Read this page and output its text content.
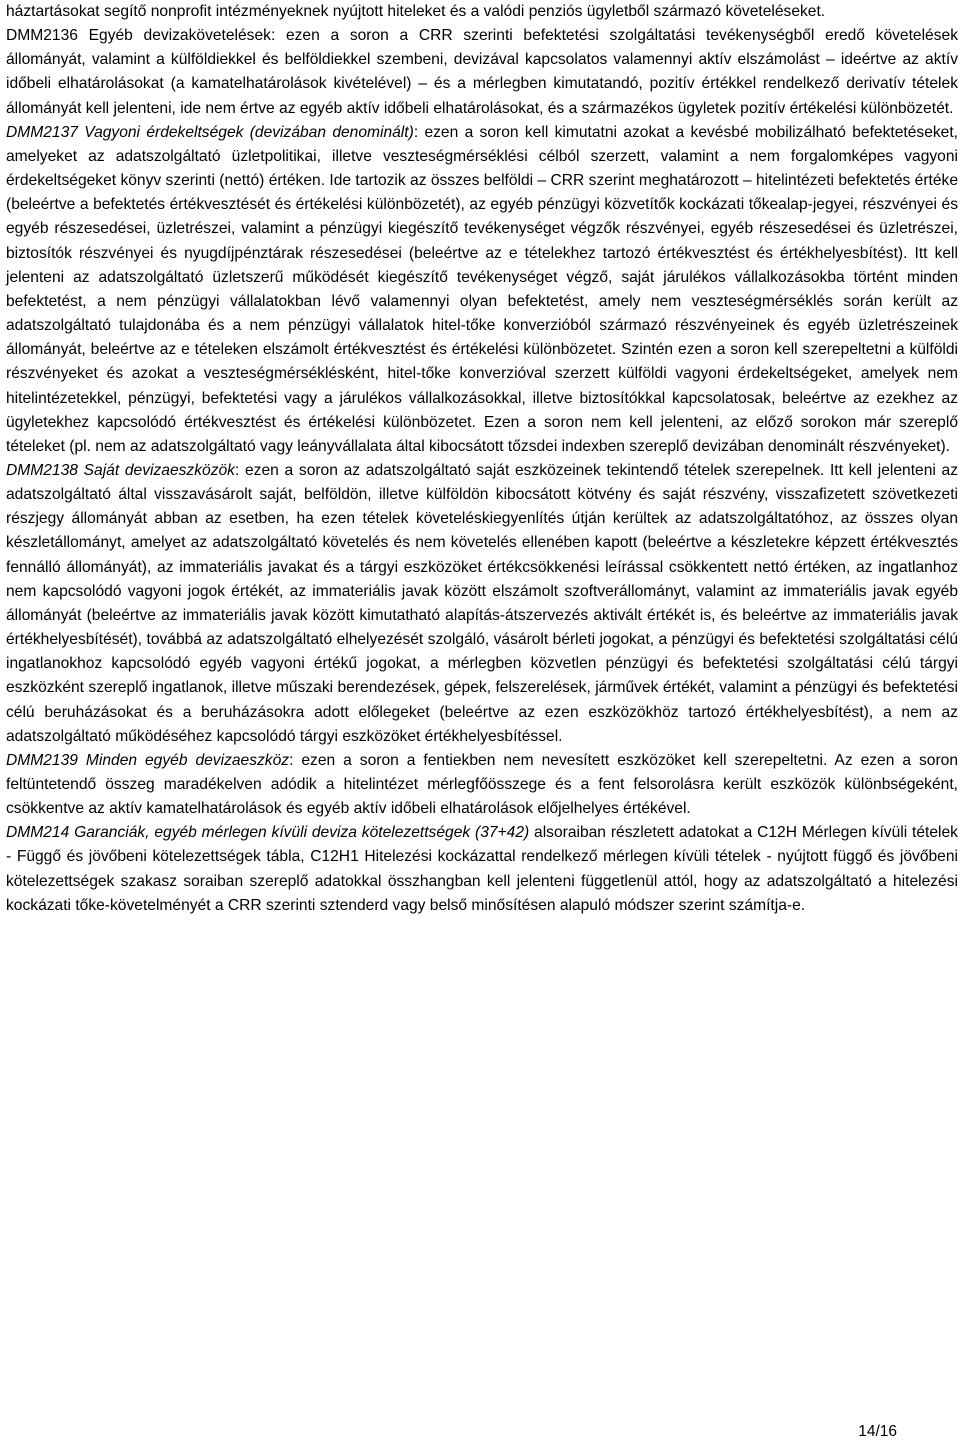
háztartásokat segítő nonprofit intézményeknek nyújtott hiteleket és a valódi penziós ügyletből származó követeléseket.

DMM2136 Egyéb devizakövetelések: ezen a soron a CRR szerinti befektetési szolgáltatási tevékenységből eredő követelések állományát, valamint a külföldiekkel és belföldiekkel szembeni, devizával kapcsolatos valamennyi aktív elszámolást – ideértve az aktív időbeli elhatárolásokat (a kamatelhatárolások kivételével) – és a mérlegben kimutatandó, pozitív értékkel rendelkező derivatív tételek állományát kell jelenteni, ide nem értve az egyéb aktív időbeli elhatárolásokat, és a származékos ügyletek pozitív értékelési különbözetét.

DMM2137 Vagyoni érdekeltségek (devizában denominált): ezen a soron kell kimutatni azokat a kevésbé mobilizálható befektetéseket, amelyeket az adatszolgáltató üzletpolitikai, illetve veszteségmérséklési célból szerzett, valamint a nem forgalomképes vagyoni érdekeltségeket könyv szerinti (nettó) értéken. Ide tartozik az összes belföldi – CRR szerint meghatározott – hitelintézeti befektetés értéke (beleértve a befektetés értékvesztését és értékelési különbözetét), az egyéb pénzügyi közvetítők kockázati tőkealap-jegyei, részvényei és egyéb részesedései, üzletrészei, valamint a pénzügyi kiegészítő tevékenységet végzők részvényei, egyéb részesedései és üzletrészei, biztosítók részvényei és nyugdíjpénztárak részesedései (beleértve az e tételekhez tartozó értékvesztést és értékhelyesbítést). Itt kell jelenteni az adatszolgáltató üzletszerű működését kiegészítő tevékenységet végző, saját járulékos vállalkozásokba történt minden befektetést, a nem pénzügyi vállalatokban lévő valamennyi olyan befektetést, amely nem veszteségmérséklés során került az adatszolgáltató tulajdonába és a nem pénzügyi vállalatok hitel-tőke konverzióból származó részvényeinek és egyéb üzletrészeinek állományát, beleértve az e tételeken elszámolt értékvesztést és értékelési különbözetet. Szintén ezen a soron kell szerepeltetni a külföldi részvényeket és azokat a veszteségmérséklésként, hitel-tőke konverzióval szerzett külföldi vagyoni érdekeltségeket, amelyek nem hitelintézetekkel, pénzügyi, befektetési vagy a járulékos vállalkozásokkal, illetve biztosítókkal kapcsolatosak, beleértve az ezekhez az ügyletekhez kapcsolódó értékvesztést és értékelési különbözetet. Ezen a soron nem kell jelenteni, az előző sorokon már szereplő tételeket (pl. nem az adatszolgáltató vagy leányvállalata által kibocsátott tőzsdei indexben szereplő devizában denominált részvényeket).

DMM2138 Saját devizaeszközök: ezen a soron az adatszolgáltató saját eszközeinek tekintendő tételek szerepelnek. Itt kell jelenteni az adatszolgáltató által visszavásárolt saját, belföldön, illetve külföldön kibocsátott kötvény és saját részvény, visszafizetett szövetkezeti részjegy állományát abban az esetben, ha ezen tételek követeléskiegyenlítés útján kerültek az adatszolgáltatóhoz, az összes olyan készletállományt, amelyet az adatszolgáltató követelés és nem követelés ellenében kapott (beleértve a készletekre képzett értékvesztés fennálló állományát), az immateriális javakat és a tárgyi eszközöket értékcsökkenési leírással csökkentett nettó értéken, az ingatlanhoz nem kapcsolódó vagyoni jogok értékét, az immateriális javak között elszámolt szoftverállományt, valamint az immateriális javak egyéb állományát (beleértve az immateriális javak között kimutatható alapítás-átszervezés aktivált értékét is, és beleértve az immateriális javak értékhelyesbítését), továbbá az adatszolgáltató elhelyezését szolgáló, vásárolt bérleti jogokat, a pénzügyi és befektetési szolgáltatási célú ingatlanokhoz kapcsolódó egyéb vagyoni értékű jogokat, a mérlegben közvetlen pénzügyi és befektetési szolgáltatási célú tárgyi eszközként szereplő ingatlanok, illetve műszaki berendezések, gépek, felszerelések, járművek értékét, valamint a pénzügyi és befektetési célú beruházásokat és a beruházásokra adott előlegeket (beleértve az ezen eszközökhöz tartozó értékhelyesbítést), a nem az adatszolgáltató működéséhez kapcsolódó tárgyi eszközöket értékhelyesbítéssel.

DMM2139 Minden egyéb devizaeszköz: ezen a soron a fentiekben nem nevesített eszközöket kell szerepeltetni. Az ezen a soron feltüntetendő összeg maradékelven adódik a hitelintézet mérlegfőösszege és a fent felsorolásra került eszközök különbségeként, csökkentve az aktív kamatelhatárolások és egyéb aktív időbeli elhatárolások előjelhelyes értékével.

DMM214 Garanciák, egyéb mérlegen kívüli deviza kötelezettségek (37+42) alsoraiban részletett adatokat a C12H Mérlegen kívüli tételek - Függő és jövőbeni kötelezettségek tábla, C12H1 Hitelezési kockázattal rendelkező mérlegen kívüli tételek - nyújtott függő és jövőbeni kötelezettségek szakasz soraiban szereplő adatokkal összhangban kell jelenteni függetlenül attól, hogy az adatszolgáltató a hitelezési kockázati tőke-követelményét a CRR szerinti sztenderd vagy belső minősítésen alapuló módszer szerint számítja-e.

14/16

--- Given exercise ---
Using the records above, retype everything exactly except the pictures.

--- The completed task ---
Read this page and output its text content.
háztartásokat segítő nonprofit intézményeknek nyújtott hiteleket és a valódi penziós ügyletből származó követeléseket.

DMM2136 Egyéb devizakövetelések: ezen a soron a CRR szerinti befektetési szolgáltatási tevékenységből eredő követelések állományát, valamint a külföldiekkel és belföldiekkel szembeni, devizával kapcsolatos valamennyi aktív elszámolást – ideértve az aktív időbeli elhatárolásokat (a kamatelhatárolások kivételével) – és a mérlegben kimutatandó, pozitív értékkel rendelkező derivatív tételek állományát kell jelenteni, ide nem értve az egyéb aktív időbeli elhatárolásokat, és a származékos ügyletek pozitív értékelési különbözetét.

DMM2137 Vagyoni érdekeltségek (devizában denominált): ezen a soron kell kimutatni azokat a kevésbé mobilizálható befektetéseket, amelyeket az adatszolgáltató üzletpolitikai, illetve veszteségmérséklési célból szerzett, valamint a nem forgalomképes vagyoni érdekeltségeket könyv szerinti (nettó) értéken. Ide tartozik az összes belföldi – CRR szerint meghatározott – hitelintézeti befektetés értéke (beleértve a befektetés értékvesztését és értékelési különbözetét), az egyéb pénzügyi közvetítők kockázati tőkealap-jegyei, részvényei és egyéb részesedései, üzletrészei, valamint a pénzügyi kiegészítő tevékenységet végzők részvényei, egyéb részesedései és üzletrészei, biztosítók részvényei és nyugdíjpénztárak részesedései (beleértve az e tételekhez tartozó értékvesztést és értékhelyesbítést). Itt kell jelenteni az adatszolgáltató üzletszerű működését kiegészítő tevékenységet végző, saját járulékos vállalkozásokba történt minden befektetést, a nem pénzügyi vállalatokban lévő valamennyi olyan befektetést, amely nem veszteségmérséklés során került az adatszolgáltató tulajdonába és a nem pénzügyi vállalatok hitel-tőke konverzióból származó részvényeinek és egyéb üzletrészeinek állományát, beleértve az e tételeken elszámolt értékvesztést és értékelési különbözetet. Szintén ezen a soron kell szerepeltetni a külföldi részvényeket és azokat a veszteségmérséklésként, hitel-tőke konverzióval szerzett külföldi vagyoni érdekeltségeket, amelyek nem hitelintézetekkel, pénzügyi, befektetési vagy a járulékos vállalkozásokkal, illetve biztosítókkal kapcsolatosak, beleértve az ezekhez az ügyletekhez kapcsolódó értékvesztést és értékelési különbözetet. Ezen a soron nem kell jelenteni, az előző sorokon már szereplő tételeket (pl. nem az adatszolgáltató vagy leányvállalata által kibocsátott tőzsdei indexben szereplő devizában denominált részvényeket).

DMM2138 Saját devizaeszközök: ezen a soron az adatszolgáltató saját eszközeinek tekintendő tételek szerepelnek. Itt kell jelenteni az adatszolgáltató által visszavásárolt saját, belföldön, illetve külföldön kibocsátott kötvény és saját részvény, visszafizetett szövetkezeti részjegy állományát abban az esetben, ha ezen tételek követeléskiegyenlítés útján kerültek az adatszolgáltatóhoz, az összes olyan készletállományt, amelyet az adatszolgáltató követelés és nem követelés ellenében kapott (beleértve a készletekre képzett értékvesztés fennálló állományát), az immateriális javakat és a tárgyi eszközöket értékcsökkenési leírással csökkentett nettó értéken, az ingatlanhoz nem kapcsolódó vagyoni jogok értékét, az immateriális javak között elszámolt szoftverállományt, valamint az immateriális javak egyéb állományát (beleértve az immateriális javak között kimutatható alapítás-átszervezés aktivált értékét is, és beleértve az immateriális javak értékhelyesbítését), továbbá az adatszolgáltató elhelyezését szolgáló, vásárolt bérleti jogokat, a pénzügyi és befektetési szolgáltatási célú ingatlanokhoz kapcsolódó egyéb vagyoni értékű jogokat, a mérlegben közvetlen pénzügyi és befektetési szolgáltatási célú tárgyi eszközként szereplő ingatlanok, illetve műszaki berendezések, gépek, felszerelések, járművek értékét, valamint a pénzügyi és befektetési célú beruházásokat és a beruházásokra adott előlegeket (beleértve az ezen eszközökhöz tartozó értékhelyesbítést), a nem az adatszolgáltató működéséhez kapcsolódó tárgyi eszközöket értékhelyesbítéssel.

DMM2139 Minden egyéb devizaeszköz: ezen a soron a fentiekben nem nevesített eszközöket kell szerepeltetni. Az ezen a soron feltüntetendő összeg maradékelven adódik a hitelintézet mérlegfőösszege és a fent felsorolásra került eszközök különbségeként, csökkentve az aktív kamatelhatárolások és egyéb aktív időbeli elhatárolások előjelhelyes értékével.

DMM214 Garanciák, egyéb mérlegen kívüli deviza kötelezettségek (37+42) alsoraiban részletett adatokat a C12H Mérlegen kívüli tételek - Függő és jövőbeni kötelezettségek tábla, C12H1 Hitelezési kockázattal rendelkező mérlegen kívüli tételek - nyújtott függő és jövőbeni kötelezettségek szakasz soraiban szereplő adatokkal összhangban kell jelenteni függetlenül attól, hogy az adatszolgáltató a hitelezési kockázati tőke-követelményét a CRR szerinti sztenderd vagy belső minősítésen alapuló módszer szerint számítja-e.

14/16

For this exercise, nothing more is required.